# [Instructions to follow]
State how many lines of the data contain the word "title", and write nothing besides the number.

# [Dataset rows]
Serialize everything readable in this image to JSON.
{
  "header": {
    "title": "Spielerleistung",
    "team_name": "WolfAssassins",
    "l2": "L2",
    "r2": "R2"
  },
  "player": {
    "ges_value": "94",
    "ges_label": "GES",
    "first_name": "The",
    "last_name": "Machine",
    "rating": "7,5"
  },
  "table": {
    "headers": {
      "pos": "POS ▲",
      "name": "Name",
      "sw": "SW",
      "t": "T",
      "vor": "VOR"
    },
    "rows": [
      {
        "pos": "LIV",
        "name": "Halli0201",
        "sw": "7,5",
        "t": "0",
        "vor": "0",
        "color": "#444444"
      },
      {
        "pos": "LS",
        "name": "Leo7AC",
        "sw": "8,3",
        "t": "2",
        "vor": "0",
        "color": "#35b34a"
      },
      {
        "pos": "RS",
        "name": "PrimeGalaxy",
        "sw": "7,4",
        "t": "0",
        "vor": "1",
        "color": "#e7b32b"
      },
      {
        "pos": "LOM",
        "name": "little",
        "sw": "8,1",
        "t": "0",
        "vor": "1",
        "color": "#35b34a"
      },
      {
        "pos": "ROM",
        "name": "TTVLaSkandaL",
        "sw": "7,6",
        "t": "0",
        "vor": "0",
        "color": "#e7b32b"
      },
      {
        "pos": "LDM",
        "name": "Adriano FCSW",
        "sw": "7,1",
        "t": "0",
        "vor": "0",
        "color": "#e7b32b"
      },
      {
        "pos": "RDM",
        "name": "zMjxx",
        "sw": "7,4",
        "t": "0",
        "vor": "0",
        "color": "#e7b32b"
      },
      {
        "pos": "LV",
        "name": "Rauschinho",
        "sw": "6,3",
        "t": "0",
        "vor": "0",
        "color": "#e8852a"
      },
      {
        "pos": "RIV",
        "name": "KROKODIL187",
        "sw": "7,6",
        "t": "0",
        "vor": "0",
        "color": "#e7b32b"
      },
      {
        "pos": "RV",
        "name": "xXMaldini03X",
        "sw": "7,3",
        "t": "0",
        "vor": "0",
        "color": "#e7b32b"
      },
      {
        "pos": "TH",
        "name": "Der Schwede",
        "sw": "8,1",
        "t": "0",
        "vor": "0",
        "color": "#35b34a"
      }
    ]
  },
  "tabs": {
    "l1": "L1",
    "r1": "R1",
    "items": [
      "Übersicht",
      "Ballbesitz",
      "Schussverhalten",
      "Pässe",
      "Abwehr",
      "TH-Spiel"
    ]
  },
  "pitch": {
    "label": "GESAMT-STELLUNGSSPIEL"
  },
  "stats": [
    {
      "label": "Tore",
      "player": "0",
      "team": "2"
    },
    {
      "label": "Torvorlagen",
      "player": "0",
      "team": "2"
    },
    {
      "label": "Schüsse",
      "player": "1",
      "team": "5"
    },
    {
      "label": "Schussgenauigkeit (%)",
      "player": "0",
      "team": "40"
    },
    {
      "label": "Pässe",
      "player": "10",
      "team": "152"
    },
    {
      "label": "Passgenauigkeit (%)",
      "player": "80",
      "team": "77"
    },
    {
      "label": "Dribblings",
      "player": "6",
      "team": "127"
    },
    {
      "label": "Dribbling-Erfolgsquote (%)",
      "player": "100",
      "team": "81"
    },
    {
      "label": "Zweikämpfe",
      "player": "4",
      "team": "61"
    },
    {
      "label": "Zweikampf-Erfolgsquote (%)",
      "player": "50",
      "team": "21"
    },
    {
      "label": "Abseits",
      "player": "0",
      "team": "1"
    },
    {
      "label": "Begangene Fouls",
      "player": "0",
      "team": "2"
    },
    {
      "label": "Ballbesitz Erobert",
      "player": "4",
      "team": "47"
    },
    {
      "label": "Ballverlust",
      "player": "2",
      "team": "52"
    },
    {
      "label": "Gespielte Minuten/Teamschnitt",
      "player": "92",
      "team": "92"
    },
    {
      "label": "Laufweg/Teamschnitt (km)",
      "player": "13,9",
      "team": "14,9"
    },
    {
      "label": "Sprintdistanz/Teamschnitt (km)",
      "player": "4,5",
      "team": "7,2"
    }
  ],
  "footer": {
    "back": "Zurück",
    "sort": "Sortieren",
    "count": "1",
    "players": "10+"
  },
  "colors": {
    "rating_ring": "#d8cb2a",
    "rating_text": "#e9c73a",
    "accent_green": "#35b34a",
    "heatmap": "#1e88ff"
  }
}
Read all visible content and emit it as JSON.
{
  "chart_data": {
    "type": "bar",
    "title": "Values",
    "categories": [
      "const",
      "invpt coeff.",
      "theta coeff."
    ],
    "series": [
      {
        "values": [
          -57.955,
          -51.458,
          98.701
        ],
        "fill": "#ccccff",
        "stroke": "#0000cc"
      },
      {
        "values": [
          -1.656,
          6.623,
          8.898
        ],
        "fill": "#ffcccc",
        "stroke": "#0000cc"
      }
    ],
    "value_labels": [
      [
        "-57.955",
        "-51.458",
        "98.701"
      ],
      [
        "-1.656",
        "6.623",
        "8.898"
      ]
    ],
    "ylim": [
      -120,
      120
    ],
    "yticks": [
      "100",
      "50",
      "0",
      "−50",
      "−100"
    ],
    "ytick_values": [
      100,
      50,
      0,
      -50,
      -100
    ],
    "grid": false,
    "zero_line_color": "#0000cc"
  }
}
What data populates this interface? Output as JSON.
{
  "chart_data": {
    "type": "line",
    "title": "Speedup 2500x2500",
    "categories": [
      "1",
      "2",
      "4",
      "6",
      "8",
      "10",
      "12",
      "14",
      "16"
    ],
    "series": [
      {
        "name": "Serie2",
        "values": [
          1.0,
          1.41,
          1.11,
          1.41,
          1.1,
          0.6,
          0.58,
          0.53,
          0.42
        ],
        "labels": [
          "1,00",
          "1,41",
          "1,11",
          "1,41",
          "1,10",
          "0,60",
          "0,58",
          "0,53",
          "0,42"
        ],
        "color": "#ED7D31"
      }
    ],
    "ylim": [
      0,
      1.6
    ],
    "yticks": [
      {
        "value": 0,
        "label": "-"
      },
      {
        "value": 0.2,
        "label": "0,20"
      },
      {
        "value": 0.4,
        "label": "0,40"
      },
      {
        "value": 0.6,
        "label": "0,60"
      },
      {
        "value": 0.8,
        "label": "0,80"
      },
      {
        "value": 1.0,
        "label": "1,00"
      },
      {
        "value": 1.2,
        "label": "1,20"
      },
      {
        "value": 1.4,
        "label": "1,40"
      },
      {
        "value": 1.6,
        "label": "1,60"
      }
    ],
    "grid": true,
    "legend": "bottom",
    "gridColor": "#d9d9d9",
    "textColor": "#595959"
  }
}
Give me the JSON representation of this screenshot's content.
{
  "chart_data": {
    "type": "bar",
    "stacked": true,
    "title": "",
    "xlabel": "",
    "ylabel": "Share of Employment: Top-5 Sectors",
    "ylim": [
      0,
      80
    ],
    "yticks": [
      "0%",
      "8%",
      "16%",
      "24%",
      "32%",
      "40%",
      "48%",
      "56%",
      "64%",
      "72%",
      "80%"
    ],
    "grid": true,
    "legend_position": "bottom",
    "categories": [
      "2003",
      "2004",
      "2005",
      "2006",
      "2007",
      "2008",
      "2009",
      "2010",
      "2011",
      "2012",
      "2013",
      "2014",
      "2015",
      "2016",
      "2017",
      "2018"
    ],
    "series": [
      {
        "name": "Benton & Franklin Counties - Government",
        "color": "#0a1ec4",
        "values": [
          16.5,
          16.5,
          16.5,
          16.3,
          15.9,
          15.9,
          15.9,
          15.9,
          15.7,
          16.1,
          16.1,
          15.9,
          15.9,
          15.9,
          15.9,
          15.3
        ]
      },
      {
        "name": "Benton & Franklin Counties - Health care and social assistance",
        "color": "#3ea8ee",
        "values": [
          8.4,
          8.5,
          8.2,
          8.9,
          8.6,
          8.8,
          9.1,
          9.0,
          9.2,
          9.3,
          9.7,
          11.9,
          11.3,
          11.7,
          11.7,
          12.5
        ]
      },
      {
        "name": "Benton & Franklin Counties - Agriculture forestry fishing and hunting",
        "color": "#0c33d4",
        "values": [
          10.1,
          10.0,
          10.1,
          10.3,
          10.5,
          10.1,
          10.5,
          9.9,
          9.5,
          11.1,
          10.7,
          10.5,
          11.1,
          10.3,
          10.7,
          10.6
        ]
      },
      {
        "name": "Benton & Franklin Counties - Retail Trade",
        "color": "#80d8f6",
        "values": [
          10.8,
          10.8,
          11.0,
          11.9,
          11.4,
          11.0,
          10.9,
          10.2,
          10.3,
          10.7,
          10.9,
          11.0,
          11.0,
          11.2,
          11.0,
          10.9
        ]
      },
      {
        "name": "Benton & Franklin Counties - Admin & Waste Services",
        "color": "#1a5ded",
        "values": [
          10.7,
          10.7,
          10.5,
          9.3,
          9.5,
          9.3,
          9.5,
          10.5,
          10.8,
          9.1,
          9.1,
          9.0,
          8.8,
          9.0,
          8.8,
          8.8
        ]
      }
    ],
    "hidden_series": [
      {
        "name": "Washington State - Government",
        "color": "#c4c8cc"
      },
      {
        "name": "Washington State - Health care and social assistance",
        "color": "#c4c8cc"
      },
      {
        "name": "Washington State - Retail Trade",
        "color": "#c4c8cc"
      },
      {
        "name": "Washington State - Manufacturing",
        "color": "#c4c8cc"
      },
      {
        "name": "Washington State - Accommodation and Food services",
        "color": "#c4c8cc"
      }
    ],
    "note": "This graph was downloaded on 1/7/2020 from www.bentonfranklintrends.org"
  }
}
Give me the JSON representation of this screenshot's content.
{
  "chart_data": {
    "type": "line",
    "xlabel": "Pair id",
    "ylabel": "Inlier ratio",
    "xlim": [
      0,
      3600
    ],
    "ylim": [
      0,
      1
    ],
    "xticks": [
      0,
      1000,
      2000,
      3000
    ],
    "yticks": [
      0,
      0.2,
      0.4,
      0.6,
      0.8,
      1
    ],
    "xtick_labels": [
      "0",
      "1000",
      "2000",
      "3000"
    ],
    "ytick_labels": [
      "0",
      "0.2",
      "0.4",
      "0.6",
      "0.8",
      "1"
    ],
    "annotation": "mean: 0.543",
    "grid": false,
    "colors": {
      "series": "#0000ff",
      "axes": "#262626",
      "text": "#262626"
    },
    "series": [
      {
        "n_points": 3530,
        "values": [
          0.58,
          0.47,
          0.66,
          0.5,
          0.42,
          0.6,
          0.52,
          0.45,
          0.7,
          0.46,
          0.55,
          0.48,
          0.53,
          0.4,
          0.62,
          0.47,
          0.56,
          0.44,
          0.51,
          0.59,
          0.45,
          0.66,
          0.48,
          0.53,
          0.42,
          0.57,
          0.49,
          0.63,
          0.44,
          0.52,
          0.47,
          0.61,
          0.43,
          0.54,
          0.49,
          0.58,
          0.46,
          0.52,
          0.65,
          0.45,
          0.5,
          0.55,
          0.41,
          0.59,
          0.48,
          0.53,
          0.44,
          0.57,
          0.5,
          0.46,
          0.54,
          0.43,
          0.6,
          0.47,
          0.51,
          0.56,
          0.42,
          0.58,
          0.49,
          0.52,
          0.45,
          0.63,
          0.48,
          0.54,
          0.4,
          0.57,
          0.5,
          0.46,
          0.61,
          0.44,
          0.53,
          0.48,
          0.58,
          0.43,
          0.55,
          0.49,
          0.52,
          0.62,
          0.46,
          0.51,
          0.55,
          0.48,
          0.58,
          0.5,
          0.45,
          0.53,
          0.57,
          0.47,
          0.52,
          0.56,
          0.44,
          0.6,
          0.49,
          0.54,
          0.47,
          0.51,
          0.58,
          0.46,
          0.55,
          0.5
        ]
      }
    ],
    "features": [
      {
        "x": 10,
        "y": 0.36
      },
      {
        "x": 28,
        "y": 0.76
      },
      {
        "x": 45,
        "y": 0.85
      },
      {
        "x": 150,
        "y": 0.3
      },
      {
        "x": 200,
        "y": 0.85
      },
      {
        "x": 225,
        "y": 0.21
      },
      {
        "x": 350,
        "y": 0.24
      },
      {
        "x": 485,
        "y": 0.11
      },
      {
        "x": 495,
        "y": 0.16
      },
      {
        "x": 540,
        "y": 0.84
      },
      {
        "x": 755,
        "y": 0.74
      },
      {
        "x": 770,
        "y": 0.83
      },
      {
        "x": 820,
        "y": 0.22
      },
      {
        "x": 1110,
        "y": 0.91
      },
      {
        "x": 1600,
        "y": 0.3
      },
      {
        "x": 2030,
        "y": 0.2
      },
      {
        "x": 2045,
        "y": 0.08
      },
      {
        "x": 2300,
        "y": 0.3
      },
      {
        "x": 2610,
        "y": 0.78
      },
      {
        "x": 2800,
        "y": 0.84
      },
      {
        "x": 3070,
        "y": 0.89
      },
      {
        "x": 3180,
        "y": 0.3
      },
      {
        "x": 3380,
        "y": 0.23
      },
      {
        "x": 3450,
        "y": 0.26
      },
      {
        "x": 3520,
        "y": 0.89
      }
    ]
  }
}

# [Problem solution]
4